>> Begin RECORD SET

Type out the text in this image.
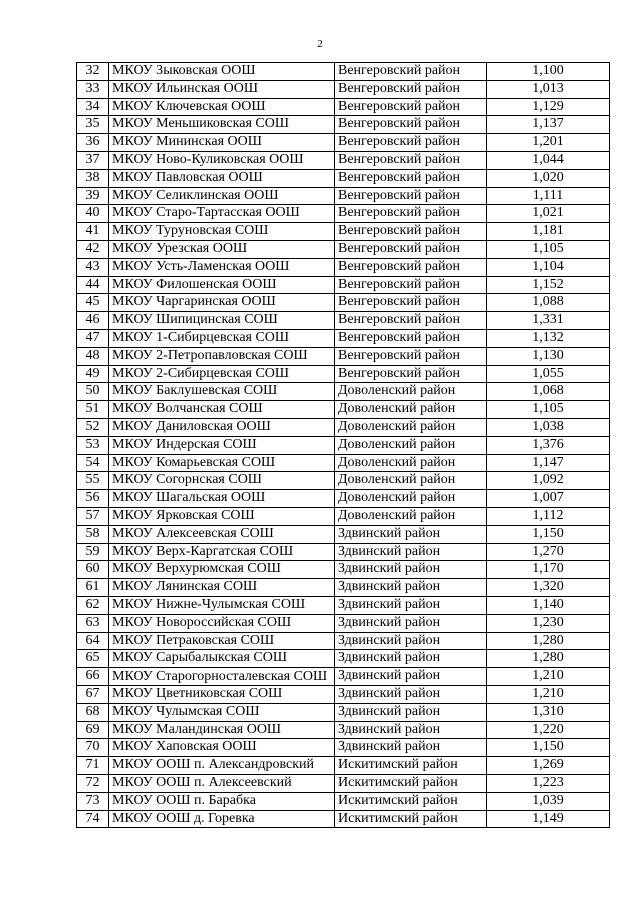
2
32	МКОУ Зыковская ООШ	Венгеровский район	1,100
33	МКОУ Ильинская ООШ	Венгеровский район	1,013
34	МКОУ Ключевская ООШ	Венгеровский район	1,129
35	МКОУ Меньшиковская СОШ	Венгеровский район	1,137
36	МКОУ Мининская ООШ	Венгеровский район	1,201
37	МКОУ Ново-Куликовская ООШ	Венгеровский район	1,044
38	МКОУ Павловская ООШ	Венгеровский район	1,020
39	МКОУ Селиклинская ООШ	Венгеровский район	1,111
40	МКОУ Старо-Тартасская ООШ	Венгеровский район	1,021
41	МКОУ Туруновская СОШ	Венгеровский район	1,181
42	МКОУ Урезская ООШ	Венгеровский район	1,105
43	МКОУ Усть-Ламенская ООШ	Венгеровский район	1,104
44	МКОУ Филошенская ООШ	Венгеровский район	1,152
45	МКОУ Чаргаринская ООШ	Венгеровский район	1,088
46	МКОУ Шипицинская СОШ	Венгеровский район	1,331
47	МКОУ 1-Сибирцевская СОШ	Венгеровский район	1,132
48	МКОУ 2-Петропавловская СОШ	Венгеровский район	1,130
49	МКОУ 2-Сибирцевская СОШ	Венгеровский район	1,055
50	МКОУ Баклушевская СОШ	Доволенский район	1,068
51	МКОУ Волчанская СОШ	Доволенский район	1,105
52	МКОУ Даниловская ООШ	Доволенский район	1,038
53	МКОУ Индерская СОШ	Доволенский район	1,376
54	МКОУ Комарьевская СОШ	Доволенский район	1,147
55	МКОУ Согорнская СОШ	Доволенский район	1,092
56	МКОУ Шагальская ООШ	Доволенский район	1,007
57	МКОУ Ярковская СОШ	Доволенский район	1,112
58	МКОУ Алексеевская СОШ	Здвинский район	1,150
59	МКОУ Верх-Каргатская СОШ	Здвинский район	1,270
60	МКОУ Верхурюмская СОШ	Здвинский район	1,170
61	МКОУ Лянинская СОШ	Здвинский район	1,320
62	МКОУ Нижне-Чулымская СОШ	Здвинский район	1,140
63	МКОУ Новороссийская СОШ	Здвинский район	1,230
64	МКОУ Петраковская СОШ	Здвинский район	1,280
65	МКОУ Сарыбалыкская СОШ	Здвинский район	1,280
66	МКОУ Старогорносталевская СОШ	Здвинский район	1,210
67	МКОУ Цветниковская СОШ	Здвинский район	1,210
68	МКОУ Чулымская СОШ	Здвинский район	1,310
69	МКОУ Маландинская ООШ	Здвинский район	1,220
70	МКОУ Хаповская ООШ	Здвинский район	1,150
71	МКОУ ООШ п. Александровский	Искитимский район	1,269
72	МКОУ ООШ п. Алексеевский	Искитимский район	1,223
73	МКОУ ООШ п. Барабка	Искитимский район	1,039
74	МКОУ ООШ д. Горевка	Искитимский район	1,149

>> End RECORD SET

▶ _TASK STATEMENT_
Transcribe each line above verbatim, with the pictures left out.

▶ _EXPECTED ANSWER_
Type out the text in this image.
2
32	МКОУ Зыковская ООШ	Венгеровский район	1,100
33	МКОУ Ильинская ООШ	Венгеровский район	1,013
34	МКОУ Ключевская ООШ	Венгеровский район	1,129
35	МКОУ Меньшиковская СОШ	Венгеровский район	1,137
36	МКОУ Мининская ООШ	Венгеровский район	1,201
37	МКОУ Ново-Куликовская ООШ	Венгеровский район	1,044
38	МКОУ Павловская ООШ	Венгеровский район	1,020
39	МКОУ Селиклинская ООШ	Венгеровский район	1,111
40	МКОУ Старо-Тартасская ООШ	Венгеровский район	1,021
41	МКОУ Туруновская СОШ	Венгеровский район	1,181
42	МКОУ Урезская ООШ	Венгеровский район	1,105
43	МКОУ Усть-Ламенская ООШ	Венгеровский район	1,104
44	МКОУ Филошенская ООШ	Венгеровский район	1,152
45	МКОУ Чаргаринская ООШ	Венгеровский район	1,088
46	МКОУ Шипицинская СОШ	Венгеровский район	1,331
47	МКОУ 1-Сибирцевская СОШ	Венгеровский район	1,132
48	МКОУ 2-Петропавловская СОШ	Венгеровский район	1,130
49	МКОУ 2-Сибирцевская СОШ	Венгеровский район	1,055
50	МКОУ Баклушевская СОШ	Доволенский район	1,068
51	МКОУ Волчанская СОШ	Доволенский район	1,105
52	МКОУ Даниловская ООШ	Доволенский район	1,038
53	МКОУ Индерская СОШ	Доволенский район	1,376
54	МКОУ Комарьевская СОШ	Доволенский район	1,147
55	МКОУ Согорнская СОШ	Доволенский район	1,092
56	МКОУ Шагальская ООШ	Доволенский район	1,007
57	МКОУ Ярковская СОШ	Доволенский район	1,112
58	МКОУ Алексеевская СОШ	Здвинский район	1,150
59	МКОУ Верх-Каргатская СОШ	Здвинский район	1,270
60	МКОУ Верхурюмская СОШ	Здвинский район	1,170
61	МКОУ Лянинская СОШ	Здвинский район	1,320
62	МКОУ Нижне-Чулымская СОШ	Здвинский район	1,140
63	МКОУ Новороссийская СОШ	Здвинский район	1,230
64	МКОУ Петраковская СОШ	Здвинский район	1,280
65	МКОУ Сарыбалыкская СОШ	Здвинский район	1,280
66	МКОУ Старогорносталевская СОШ	Здвинский район	1,210
67	МКОУ Цветниковская СОШ	Здвинский район	1,210
68	МКОУ Чулымская СОШ	Здвинский район	1,310
69	МКОУ Маландинская ООШ	Здвинский район	1,220
70	МКОУ Хаповская ООШ	Здвинский район	1,150
71	МКОУ ООШ п. Александровский	Искитимский район	1,269
72	МКОУ ООШ п. Алексеевский	Искитимский район	1,223
73	МКОУ ООШ п. Барабка	Искитимский район	1,039
74	МКОУ ООШ д. Горевка	Искитимский район	1,149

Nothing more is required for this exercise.